--- start Records supplied ---

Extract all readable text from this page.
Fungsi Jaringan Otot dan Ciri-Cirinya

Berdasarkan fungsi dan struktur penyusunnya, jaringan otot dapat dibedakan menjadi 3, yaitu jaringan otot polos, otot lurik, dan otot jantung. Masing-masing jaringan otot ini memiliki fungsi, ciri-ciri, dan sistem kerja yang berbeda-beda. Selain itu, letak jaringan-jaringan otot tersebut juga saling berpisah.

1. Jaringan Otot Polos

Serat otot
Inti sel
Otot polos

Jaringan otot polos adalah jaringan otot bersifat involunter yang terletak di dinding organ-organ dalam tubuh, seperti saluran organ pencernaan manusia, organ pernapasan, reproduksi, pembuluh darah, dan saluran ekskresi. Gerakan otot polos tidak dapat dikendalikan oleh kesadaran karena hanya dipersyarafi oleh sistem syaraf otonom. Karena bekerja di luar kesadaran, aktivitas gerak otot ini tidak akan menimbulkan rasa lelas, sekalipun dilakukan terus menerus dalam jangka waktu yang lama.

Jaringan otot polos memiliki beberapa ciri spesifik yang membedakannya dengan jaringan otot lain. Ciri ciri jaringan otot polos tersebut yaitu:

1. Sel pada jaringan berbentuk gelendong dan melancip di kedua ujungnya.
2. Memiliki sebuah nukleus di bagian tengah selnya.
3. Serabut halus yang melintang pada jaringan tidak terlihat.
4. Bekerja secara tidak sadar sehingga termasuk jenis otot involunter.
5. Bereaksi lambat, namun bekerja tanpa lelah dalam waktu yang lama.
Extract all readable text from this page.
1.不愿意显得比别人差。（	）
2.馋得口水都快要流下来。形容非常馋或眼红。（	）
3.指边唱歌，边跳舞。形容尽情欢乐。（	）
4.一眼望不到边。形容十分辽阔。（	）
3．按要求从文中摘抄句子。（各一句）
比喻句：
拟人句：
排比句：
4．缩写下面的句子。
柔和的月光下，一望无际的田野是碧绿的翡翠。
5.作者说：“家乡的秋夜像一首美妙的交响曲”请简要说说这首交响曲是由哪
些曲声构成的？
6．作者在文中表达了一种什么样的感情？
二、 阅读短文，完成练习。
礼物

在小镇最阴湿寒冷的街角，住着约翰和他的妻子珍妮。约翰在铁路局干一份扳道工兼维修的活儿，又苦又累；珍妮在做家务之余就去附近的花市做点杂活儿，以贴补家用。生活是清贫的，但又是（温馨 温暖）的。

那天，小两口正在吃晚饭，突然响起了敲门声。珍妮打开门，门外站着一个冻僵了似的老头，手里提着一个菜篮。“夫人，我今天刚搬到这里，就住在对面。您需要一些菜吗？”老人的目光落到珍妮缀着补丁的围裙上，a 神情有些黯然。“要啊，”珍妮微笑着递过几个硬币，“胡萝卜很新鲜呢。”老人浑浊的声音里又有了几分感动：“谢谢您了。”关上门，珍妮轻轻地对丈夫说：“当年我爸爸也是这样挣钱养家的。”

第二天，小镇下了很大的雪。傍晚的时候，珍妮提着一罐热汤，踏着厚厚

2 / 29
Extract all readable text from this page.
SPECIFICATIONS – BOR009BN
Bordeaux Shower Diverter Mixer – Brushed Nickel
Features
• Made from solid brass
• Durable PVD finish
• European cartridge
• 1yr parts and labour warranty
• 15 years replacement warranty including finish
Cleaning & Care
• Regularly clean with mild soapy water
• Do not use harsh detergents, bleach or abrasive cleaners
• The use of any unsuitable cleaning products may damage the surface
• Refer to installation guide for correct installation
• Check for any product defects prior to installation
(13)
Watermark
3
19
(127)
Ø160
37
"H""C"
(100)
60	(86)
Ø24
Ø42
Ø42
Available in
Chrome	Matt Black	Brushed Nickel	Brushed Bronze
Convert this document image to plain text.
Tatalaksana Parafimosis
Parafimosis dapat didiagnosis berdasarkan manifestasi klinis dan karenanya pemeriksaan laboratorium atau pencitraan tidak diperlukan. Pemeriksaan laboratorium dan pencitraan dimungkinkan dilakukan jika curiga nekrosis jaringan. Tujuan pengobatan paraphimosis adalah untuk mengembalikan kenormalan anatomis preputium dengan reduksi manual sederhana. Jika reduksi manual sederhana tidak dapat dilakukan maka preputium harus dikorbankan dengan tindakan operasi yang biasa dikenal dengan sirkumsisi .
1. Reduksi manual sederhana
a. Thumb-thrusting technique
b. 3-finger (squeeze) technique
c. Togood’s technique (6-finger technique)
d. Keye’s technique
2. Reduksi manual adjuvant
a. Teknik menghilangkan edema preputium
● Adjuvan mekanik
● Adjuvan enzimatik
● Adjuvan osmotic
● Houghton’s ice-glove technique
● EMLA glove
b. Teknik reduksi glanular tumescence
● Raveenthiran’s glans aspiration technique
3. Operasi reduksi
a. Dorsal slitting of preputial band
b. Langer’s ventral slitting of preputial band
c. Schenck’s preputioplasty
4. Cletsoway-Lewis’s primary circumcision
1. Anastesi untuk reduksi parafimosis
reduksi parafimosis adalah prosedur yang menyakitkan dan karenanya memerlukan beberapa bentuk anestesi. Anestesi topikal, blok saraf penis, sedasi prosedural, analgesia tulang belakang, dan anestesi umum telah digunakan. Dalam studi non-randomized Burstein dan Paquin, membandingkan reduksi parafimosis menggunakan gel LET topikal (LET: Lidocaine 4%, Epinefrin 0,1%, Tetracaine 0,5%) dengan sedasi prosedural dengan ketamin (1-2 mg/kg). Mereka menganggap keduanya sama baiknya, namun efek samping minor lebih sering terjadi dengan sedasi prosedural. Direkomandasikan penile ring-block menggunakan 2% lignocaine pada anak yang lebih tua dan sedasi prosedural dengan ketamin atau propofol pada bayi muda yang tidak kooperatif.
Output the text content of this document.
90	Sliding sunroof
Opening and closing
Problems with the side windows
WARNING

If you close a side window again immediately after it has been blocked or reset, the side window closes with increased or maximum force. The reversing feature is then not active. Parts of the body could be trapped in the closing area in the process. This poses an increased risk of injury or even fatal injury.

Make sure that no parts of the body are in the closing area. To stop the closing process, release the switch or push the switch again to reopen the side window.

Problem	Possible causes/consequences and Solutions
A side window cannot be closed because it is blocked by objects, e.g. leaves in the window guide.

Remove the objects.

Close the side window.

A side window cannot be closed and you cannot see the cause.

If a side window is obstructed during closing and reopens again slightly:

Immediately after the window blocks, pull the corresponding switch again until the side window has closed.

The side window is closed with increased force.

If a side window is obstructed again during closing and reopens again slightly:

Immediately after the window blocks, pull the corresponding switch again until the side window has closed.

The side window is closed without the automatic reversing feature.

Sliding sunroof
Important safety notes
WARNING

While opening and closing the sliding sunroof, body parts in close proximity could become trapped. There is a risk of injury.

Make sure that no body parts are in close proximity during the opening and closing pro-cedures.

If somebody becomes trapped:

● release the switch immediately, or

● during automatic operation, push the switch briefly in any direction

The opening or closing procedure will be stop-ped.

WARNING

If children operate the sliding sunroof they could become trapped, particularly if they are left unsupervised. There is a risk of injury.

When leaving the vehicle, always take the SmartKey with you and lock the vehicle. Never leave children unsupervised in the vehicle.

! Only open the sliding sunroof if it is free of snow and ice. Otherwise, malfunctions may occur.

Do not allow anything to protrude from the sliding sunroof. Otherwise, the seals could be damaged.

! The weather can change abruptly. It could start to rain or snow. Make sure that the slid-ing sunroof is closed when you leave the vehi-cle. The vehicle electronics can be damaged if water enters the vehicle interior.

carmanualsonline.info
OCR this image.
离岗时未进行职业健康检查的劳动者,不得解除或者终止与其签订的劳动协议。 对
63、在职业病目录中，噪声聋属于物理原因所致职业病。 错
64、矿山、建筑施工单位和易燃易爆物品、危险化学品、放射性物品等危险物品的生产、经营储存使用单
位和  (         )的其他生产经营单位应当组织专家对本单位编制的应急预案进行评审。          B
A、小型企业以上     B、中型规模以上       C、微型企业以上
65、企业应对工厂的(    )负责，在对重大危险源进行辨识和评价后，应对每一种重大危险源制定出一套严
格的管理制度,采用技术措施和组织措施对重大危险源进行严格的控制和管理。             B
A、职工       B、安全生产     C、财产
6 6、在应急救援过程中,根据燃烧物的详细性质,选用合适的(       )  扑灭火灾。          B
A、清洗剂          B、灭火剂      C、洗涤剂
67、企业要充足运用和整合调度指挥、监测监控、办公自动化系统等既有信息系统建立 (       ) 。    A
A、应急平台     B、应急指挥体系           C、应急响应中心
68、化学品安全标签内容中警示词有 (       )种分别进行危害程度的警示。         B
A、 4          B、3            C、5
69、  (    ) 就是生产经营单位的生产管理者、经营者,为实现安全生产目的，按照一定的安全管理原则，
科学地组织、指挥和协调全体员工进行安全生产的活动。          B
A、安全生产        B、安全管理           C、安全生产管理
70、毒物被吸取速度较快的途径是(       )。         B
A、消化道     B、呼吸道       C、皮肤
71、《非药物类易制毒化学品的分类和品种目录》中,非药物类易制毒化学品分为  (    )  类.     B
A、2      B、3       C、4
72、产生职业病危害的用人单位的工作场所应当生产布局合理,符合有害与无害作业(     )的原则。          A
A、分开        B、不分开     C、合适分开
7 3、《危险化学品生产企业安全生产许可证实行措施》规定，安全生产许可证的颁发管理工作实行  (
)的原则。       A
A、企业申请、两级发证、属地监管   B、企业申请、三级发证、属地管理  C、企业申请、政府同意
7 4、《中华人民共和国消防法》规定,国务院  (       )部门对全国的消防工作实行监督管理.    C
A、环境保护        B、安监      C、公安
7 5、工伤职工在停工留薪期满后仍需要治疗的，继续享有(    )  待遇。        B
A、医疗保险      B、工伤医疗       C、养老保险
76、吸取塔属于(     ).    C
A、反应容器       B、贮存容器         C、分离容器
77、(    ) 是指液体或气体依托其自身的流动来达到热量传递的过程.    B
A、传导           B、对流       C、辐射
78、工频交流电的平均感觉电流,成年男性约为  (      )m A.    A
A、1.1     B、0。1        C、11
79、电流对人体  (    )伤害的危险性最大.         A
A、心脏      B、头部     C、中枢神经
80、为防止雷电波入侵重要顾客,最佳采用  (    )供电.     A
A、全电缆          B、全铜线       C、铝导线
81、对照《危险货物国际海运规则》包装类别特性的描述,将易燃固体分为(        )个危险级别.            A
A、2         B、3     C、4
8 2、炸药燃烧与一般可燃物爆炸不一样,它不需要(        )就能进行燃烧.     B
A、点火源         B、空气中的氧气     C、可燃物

--- end Records supplied ---

Written task:
Read through the lines above and collect those that contain the string "push".

Right answer:
Make sure that no parts of the body are in the closing area. To stop the closing process, release the switch or push the switch again to reopen the side window.
● during automatic operation, push the switch briefly in any direction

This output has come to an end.